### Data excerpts
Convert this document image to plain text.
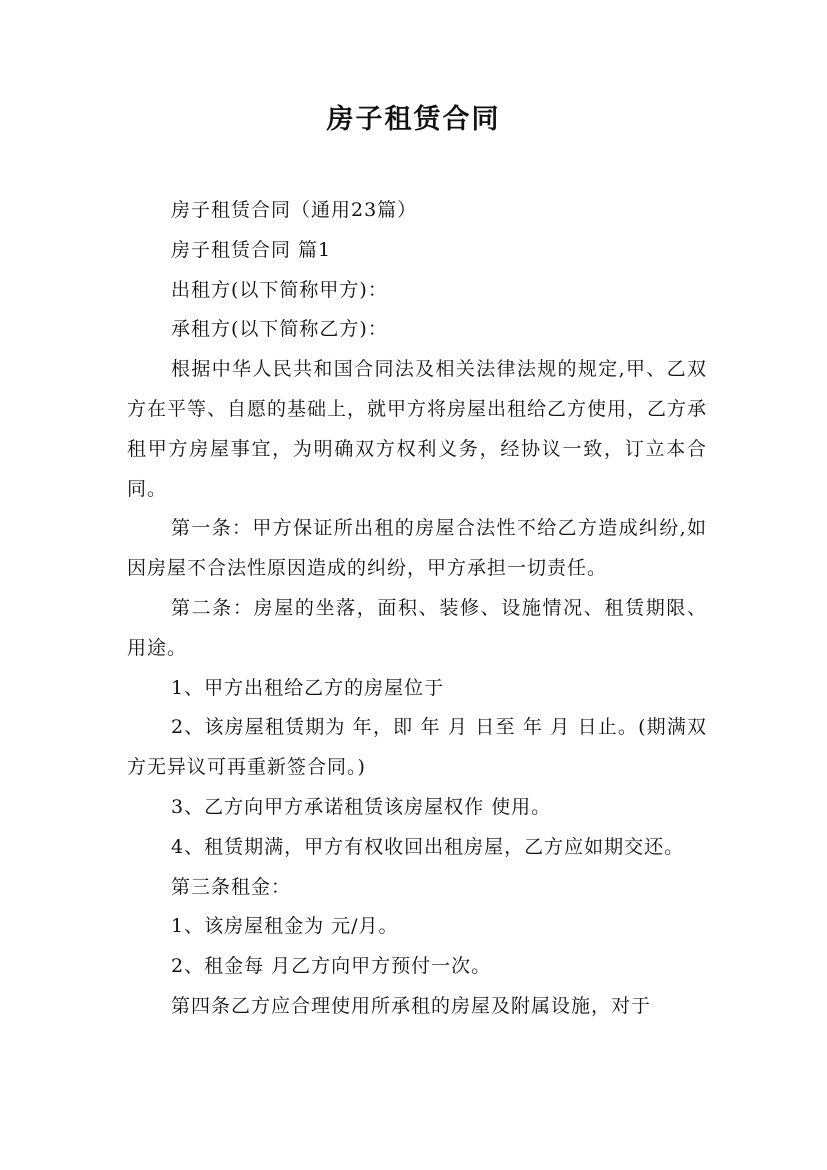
房子租赁合同

房子租赁合同（通用23篇）

房子租赁合同 篇1

出租方(以下简称甲方)：

承租方(以下简称乙方)：

根据中华人民共和国合同法及相关法律法规的规定,甲、乙双方在平等、自愿的基础上，就甲方将房屋出租给乙方使用，乙方承租甲方房屋事宜，为明确双方权利义务，经协议一致，订立本合同。

第一条：甲方保证所出租的房屋合法性不给乙方造成纠纷,如因房屋不合法性原因造成的纠纷，甲方承担一切责任。

第二条：房屋的坐落，面积、装修、设施情况、租赁期限、用途。

1、甲方出租给乙方的房屋位于

2、该房屋租赁期为 年，即 年 月 日至 年 月 日止。(期满双方无异议可再重新签合同。)

3、乙方向甲方承诺租赁该房屋权作 使用。

4、租赁期满，甲方有权收回出租房屋，乙方应如期交还。

第三条租金：

1、该房屋租金为 元/月。

2、租金每 月乙方向甲方预付一次。

第四条乙方应合理使用所承租的房屋及附属设施，对于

### Description of the task
Copy the material above exactly and drop the pictures.

### Response to this task
Convert this document image to plain text.
房子租赁合同

房子租赁合同（通用23篇）

房子租赁合同 篇1

出租方(以下简称甲方)：

承租方(以下简称乙方)：

根据中华人民共和国合同法及相关法律法规的规定,甲、乙双方在平等、自愿的基础上，就甲方将房屋出租给乙方使用，乙方承租甲方房屋事宜，为明确双方权利义务，经协议一致，订立本合同。

第一条：甲方保证所出租的房屋合法性不给乙方造成纠纷,如因房屋不合法性原因造成的纠纷，甲方承担一切责任。

第二条：房屋的坐落，面积、装修、设施情况、租赁期限、用途。

1、甲方出租给乙方的房屋位于

2、该房屋租赁期为 年，即 年 月 日至 年 月 日止。(期满双方无异议可再重新签合同。)

3、乙方向甲方承诺租赁该房屋权作 使用。

4、租赁期满，甲方有权收回出租房屋，乙方应如期交还。

第三条租金：

1、该房屋租金为 元/月。

2、租金每 月乙方向甲方预付一次。

第四条乙方应合理使用所承租的房屋及附属设施，对于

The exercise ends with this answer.